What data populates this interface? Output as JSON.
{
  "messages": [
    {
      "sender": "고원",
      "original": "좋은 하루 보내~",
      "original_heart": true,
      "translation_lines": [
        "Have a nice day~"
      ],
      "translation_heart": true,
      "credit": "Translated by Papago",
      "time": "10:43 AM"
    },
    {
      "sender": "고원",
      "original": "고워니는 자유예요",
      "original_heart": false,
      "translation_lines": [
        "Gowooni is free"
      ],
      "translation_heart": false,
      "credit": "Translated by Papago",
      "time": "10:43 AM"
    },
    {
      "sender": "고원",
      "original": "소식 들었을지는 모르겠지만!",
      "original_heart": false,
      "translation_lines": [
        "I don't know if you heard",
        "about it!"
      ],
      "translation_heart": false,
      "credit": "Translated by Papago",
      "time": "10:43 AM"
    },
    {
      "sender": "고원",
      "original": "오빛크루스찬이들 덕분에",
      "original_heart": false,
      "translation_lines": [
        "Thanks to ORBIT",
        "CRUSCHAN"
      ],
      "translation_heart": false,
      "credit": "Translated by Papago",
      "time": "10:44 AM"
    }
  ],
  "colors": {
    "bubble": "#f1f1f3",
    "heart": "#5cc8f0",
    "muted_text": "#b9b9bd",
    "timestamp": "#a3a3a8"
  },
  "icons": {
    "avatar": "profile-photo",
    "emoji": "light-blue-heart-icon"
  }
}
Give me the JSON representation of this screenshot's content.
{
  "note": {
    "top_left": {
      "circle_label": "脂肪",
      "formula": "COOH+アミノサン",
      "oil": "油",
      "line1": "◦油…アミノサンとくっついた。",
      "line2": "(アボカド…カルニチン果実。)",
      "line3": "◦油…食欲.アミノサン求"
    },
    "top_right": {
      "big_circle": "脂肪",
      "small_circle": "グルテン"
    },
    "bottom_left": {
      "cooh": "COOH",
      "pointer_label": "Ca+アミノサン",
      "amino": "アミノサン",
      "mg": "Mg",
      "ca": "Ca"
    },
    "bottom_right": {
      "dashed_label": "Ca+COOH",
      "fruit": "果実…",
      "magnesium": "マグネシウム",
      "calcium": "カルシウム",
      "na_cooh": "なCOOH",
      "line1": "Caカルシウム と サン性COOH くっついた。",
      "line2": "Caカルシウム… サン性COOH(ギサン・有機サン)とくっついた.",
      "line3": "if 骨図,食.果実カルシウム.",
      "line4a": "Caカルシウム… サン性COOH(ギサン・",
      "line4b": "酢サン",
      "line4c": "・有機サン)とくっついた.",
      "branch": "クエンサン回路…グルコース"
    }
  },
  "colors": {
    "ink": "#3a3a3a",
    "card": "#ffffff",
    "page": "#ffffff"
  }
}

....

> **Exercise details**
Reproduce the data shown above exactly.

> **Solution for this exercise**
What data populates this interface? Output as JSON.
{
  "messages": [
    {
      "sender": "고원",
      "original": "좋은 하루 보내~",
      "original_heart": true,
      "translation_lines": [
        "Have a nice day~"
      ],
      "translation_heart": true,
      "credit": "Translated by Papago",
      "time": "10:43 AM"
    },
    {
      "sender": "고원",
      "original": "고워니는 자유예요",
      "original_heart": false,
      "translation_lines": [
        "Gowooni is free"
      ],
      "translation_heart": false,
      "credit": "Translated by Papago",
      "time": "10:43 AM"
    },
    {
      "sender": "고원",
      "original": "소식 들었을지는 모르겠지만!",
      "original_heart": false,
      "translation_lines": [
        "I don't know if you heard",
        "about it!"
      ],
      "translation_heart": false,
      "credit": "Translated by Papago",
      "time": "10:43 AM"
    },
    {
      "sender": "고원",
      "original": "오빛크루스찬이들 덕분에",
      "original_heart": false,
      "translation_lines": [
        "Thanks to ORBIT",
        "CRUSCHAN"
      ],
      "translation_heart": false,
      "credit": "Translated by Papago",
      "time": "10:44 AM"
    }
  ],
  "colors": {
    "bubble": "#f1f1f3",
    "heart": "#5cc8f0",
    "muted_text": "#b9b9bd",
    "timestamp": "#a3a3a8"
  },
  "icons": {
    "avatar": "profile-photo",
    "emoji": "light-blue-heart-icon"
  }
}
Give me the JSON representation of this screenshot's content.
{
  "note": {
    "top_left": {
      "circle_label": "脂肪",
      "formula": "COOH+アミノサン",
      "oil": "油",
      "line1": "◦油…アミノサンとくっついた。",
      "line2": "(アボカド…カルニチン果実。)",
      "line3": "◦油…食欲.アミノサン求"
    },
    "top_right": {
      "big_circle": "脂肪",
      "small_circle": "グルテン"
    },
    "bottom_left": {
      "cooh": "COOH",
      "pointer_label": "Ca+アミノサン",
      "amino": "アミノサン",
      "mg": "Mg",
      "ca": "Ca"
    },
    "bottom_right": {
      "dashed_label": "Ca+COOH",
      "fruit": "果実…",
      "magnesium": "マグネシウム",
      "calcium": "カルシウム",
      "na_cooh": "なCOOH",
      "line1": "Caカルシウム と サン性COOH くっついた。",
      "line2": "Caカルシウム… サン性COOH(ギサン・有機サン)とくっついた.",
      "line3": "if 骨図,食.果実カルシウム.",
      "line4a": "Caカルシウム… サン性COOH(ギサン・",
      "line4b": "酢サン",
      "line4c": "・有機サン)とくっついた.",
      "branch": "クエンサン回路…グルコース"
    }
  },
  "colors": {
    "ink": "#3a3a3a",
    "card": "#ffffff",
    "page": "#ffffff"
  }
}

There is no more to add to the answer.